§ PROBLEM REQUIREMENTS
Tell how many lines include the string "xlabel". Answer with a single number.

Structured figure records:

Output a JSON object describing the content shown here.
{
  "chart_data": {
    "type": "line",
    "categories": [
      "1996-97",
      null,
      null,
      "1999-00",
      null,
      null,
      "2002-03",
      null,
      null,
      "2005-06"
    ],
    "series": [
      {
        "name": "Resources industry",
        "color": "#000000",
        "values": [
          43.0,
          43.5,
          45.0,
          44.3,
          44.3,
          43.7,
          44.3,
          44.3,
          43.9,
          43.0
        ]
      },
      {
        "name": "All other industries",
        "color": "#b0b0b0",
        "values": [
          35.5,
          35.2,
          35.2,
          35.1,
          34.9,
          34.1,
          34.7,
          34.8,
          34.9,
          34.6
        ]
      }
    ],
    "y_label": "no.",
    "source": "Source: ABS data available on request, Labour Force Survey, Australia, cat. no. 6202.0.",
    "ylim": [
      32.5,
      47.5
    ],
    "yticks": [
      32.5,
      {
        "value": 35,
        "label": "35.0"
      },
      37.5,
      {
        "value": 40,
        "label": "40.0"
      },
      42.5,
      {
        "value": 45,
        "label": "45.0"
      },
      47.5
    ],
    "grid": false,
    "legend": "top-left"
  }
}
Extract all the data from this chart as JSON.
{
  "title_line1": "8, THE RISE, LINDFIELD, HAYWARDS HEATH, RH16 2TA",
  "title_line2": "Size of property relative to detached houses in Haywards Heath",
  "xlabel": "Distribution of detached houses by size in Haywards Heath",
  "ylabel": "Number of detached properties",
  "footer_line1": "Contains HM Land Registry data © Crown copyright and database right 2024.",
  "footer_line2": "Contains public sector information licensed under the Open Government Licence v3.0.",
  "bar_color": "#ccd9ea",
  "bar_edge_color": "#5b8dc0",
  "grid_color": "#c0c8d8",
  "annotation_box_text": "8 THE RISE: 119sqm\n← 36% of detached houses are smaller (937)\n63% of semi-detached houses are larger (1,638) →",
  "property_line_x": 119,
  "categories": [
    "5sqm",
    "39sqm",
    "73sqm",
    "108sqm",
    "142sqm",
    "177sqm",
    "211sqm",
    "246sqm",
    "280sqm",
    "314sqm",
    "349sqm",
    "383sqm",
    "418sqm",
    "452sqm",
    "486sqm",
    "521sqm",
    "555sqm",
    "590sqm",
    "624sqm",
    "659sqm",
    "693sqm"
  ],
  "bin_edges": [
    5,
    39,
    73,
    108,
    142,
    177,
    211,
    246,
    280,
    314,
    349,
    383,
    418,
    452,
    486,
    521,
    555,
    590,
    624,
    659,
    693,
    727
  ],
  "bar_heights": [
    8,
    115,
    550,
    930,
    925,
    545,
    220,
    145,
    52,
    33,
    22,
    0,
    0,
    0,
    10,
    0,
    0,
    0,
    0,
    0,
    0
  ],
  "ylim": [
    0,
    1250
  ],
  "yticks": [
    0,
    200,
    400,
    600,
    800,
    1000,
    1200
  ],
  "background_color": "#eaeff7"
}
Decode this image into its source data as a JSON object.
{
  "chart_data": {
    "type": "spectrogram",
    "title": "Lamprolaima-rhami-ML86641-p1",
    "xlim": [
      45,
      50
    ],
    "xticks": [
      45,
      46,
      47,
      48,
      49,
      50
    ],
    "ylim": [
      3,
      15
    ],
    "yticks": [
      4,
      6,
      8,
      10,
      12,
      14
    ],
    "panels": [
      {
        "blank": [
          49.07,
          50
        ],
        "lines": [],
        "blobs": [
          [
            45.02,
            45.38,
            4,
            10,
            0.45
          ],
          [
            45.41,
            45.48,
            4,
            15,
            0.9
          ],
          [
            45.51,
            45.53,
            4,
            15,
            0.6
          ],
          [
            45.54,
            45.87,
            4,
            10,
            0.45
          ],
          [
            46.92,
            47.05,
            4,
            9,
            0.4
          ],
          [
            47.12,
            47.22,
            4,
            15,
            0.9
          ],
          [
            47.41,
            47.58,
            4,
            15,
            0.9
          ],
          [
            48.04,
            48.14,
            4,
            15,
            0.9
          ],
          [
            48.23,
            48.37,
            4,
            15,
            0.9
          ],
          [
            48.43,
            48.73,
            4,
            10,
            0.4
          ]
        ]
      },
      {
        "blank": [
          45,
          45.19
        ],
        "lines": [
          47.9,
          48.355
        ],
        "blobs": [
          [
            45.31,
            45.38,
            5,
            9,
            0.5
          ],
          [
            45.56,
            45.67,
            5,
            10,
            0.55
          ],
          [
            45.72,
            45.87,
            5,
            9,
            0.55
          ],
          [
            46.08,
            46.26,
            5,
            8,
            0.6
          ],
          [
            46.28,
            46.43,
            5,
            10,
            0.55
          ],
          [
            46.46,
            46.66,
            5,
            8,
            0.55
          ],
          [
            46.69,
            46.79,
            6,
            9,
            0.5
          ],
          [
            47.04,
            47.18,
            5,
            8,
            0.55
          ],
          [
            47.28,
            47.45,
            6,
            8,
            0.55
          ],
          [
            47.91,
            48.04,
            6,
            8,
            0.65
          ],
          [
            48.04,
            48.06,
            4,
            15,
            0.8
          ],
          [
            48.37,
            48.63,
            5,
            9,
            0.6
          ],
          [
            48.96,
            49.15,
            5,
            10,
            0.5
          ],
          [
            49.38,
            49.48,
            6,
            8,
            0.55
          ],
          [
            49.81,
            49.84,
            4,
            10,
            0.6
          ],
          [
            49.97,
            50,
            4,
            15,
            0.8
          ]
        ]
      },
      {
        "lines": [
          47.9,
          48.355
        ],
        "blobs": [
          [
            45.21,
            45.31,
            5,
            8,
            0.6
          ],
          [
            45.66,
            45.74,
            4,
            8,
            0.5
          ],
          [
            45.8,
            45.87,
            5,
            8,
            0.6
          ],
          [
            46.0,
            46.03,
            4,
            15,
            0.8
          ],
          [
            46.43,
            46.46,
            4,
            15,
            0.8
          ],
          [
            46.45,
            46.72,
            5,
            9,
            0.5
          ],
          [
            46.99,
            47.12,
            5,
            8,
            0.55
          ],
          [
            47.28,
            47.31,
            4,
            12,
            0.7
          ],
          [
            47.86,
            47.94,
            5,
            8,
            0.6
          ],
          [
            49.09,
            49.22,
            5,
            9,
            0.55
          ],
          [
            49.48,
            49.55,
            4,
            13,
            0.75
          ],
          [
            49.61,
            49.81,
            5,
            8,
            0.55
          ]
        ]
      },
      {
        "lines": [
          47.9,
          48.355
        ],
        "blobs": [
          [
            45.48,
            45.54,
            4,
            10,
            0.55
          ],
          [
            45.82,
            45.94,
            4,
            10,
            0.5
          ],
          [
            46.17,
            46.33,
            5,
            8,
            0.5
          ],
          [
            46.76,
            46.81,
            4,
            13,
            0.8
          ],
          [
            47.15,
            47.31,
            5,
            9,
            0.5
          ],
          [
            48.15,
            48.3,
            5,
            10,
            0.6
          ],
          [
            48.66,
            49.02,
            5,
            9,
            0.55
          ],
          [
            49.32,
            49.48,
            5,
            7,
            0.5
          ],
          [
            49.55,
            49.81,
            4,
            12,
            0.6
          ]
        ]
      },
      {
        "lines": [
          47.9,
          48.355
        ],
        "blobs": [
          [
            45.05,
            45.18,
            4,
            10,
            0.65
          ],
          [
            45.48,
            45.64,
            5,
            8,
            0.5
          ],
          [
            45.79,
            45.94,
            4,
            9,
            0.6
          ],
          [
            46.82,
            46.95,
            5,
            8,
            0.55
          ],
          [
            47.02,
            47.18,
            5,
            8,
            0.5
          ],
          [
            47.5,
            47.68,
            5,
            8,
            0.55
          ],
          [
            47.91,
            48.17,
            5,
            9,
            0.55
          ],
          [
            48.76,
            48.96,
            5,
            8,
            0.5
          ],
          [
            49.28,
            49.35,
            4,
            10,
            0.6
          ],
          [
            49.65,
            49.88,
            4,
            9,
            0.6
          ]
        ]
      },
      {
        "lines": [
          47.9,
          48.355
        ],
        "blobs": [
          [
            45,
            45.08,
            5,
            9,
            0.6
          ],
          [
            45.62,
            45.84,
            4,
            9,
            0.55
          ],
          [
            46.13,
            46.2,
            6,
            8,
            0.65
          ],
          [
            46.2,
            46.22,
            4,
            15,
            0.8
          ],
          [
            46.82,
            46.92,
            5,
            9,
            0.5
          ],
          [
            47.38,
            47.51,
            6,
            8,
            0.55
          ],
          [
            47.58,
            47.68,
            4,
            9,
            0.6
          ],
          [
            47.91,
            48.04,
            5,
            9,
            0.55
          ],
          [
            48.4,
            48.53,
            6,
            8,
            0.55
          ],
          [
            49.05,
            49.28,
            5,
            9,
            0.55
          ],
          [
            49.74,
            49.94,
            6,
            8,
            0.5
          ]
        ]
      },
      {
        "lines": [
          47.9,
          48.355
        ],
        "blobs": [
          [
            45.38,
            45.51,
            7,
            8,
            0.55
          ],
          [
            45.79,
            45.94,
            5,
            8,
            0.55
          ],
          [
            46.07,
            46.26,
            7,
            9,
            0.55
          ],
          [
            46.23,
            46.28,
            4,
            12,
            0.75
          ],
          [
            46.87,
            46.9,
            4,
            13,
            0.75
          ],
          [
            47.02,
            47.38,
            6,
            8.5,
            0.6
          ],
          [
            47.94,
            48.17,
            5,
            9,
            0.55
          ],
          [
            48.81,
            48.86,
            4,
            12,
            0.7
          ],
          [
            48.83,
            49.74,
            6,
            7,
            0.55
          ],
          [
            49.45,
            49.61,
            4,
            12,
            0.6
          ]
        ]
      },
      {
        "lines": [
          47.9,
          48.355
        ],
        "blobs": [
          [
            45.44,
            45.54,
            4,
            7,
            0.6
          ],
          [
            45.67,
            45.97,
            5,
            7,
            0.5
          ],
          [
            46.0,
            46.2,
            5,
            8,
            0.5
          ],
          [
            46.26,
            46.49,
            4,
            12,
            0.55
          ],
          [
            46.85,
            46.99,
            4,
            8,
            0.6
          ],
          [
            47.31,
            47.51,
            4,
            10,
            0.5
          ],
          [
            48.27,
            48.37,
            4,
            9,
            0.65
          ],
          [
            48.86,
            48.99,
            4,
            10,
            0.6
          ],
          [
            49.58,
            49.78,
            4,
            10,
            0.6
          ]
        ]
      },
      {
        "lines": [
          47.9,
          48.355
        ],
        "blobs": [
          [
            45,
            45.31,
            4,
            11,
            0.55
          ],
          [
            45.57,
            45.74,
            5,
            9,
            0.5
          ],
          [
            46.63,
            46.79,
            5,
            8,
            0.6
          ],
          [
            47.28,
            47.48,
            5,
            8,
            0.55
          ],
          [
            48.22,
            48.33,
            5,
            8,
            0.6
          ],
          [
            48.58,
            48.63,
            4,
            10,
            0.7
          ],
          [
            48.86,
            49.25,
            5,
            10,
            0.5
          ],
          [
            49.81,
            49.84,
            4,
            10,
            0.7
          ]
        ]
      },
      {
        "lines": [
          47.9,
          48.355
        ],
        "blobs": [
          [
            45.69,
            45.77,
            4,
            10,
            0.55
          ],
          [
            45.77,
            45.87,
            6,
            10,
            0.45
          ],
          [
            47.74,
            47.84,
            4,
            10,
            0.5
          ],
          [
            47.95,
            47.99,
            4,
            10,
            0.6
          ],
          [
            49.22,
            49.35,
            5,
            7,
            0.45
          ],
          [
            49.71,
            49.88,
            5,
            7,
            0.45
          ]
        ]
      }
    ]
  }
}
...
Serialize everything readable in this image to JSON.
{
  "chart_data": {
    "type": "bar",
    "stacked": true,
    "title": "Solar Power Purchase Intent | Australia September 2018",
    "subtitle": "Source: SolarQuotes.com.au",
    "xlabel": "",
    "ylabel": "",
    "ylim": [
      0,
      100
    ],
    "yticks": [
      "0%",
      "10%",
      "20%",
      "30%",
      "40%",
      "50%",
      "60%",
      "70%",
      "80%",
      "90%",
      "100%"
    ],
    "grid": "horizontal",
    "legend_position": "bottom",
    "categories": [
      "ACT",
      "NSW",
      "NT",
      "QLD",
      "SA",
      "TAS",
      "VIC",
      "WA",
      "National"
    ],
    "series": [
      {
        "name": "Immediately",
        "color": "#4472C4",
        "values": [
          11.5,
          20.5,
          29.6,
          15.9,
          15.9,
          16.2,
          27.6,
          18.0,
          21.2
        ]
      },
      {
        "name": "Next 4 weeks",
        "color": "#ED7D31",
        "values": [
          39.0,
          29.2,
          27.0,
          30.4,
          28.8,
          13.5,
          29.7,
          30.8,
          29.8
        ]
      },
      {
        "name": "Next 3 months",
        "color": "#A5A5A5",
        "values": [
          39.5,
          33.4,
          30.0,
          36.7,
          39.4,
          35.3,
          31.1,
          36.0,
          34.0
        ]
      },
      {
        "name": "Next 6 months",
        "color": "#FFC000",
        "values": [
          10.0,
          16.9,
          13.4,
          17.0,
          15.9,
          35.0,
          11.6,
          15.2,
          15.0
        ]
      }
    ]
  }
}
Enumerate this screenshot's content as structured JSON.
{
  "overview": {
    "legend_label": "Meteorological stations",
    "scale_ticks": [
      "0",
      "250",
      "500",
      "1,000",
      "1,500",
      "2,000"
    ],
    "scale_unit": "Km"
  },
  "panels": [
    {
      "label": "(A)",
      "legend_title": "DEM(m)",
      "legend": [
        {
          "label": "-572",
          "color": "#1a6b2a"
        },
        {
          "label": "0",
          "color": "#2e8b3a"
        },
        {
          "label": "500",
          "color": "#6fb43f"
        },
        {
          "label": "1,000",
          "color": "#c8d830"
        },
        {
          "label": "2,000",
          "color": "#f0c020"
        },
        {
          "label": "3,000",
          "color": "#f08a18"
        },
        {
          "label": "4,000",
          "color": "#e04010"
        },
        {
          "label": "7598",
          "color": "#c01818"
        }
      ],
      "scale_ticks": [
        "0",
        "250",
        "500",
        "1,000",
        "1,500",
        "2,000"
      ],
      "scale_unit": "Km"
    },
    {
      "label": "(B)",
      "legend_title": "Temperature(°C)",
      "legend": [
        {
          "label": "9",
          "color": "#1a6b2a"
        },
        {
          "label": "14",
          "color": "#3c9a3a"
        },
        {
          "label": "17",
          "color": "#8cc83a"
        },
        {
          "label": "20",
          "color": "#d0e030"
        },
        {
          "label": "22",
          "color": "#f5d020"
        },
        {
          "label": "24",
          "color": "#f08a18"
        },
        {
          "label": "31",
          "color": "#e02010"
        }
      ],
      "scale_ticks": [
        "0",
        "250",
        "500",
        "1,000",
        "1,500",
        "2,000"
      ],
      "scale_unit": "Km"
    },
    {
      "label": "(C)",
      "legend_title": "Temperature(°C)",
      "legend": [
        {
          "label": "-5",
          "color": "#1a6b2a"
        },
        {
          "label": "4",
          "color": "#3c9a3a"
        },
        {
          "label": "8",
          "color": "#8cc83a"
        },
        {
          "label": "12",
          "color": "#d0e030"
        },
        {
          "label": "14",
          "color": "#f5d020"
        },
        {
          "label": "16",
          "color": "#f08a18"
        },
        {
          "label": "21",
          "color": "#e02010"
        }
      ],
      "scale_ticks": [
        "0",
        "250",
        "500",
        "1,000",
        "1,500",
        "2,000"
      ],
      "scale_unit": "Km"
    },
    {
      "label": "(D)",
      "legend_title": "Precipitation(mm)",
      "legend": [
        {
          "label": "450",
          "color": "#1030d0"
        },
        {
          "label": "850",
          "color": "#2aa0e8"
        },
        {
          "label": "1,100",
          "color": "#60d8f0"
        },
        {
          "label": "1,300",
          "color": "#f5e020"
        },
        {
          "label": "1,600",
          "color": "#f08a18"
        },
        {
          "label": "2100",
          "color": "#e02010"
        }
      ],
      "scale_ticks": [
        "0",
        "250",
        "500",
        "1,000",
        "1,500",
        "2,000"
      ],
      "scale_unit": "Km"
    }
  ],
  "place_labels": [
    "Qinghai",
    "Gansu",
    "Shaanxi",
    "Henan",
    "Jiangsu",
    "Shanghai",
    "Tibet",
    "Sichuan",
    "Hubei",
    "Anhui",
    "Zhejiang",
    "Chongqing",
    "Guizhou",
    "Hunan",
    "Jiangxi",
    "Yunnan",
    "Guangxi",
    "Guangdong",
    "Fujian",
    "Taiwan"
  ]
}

§ EXPECTED ANSWER
2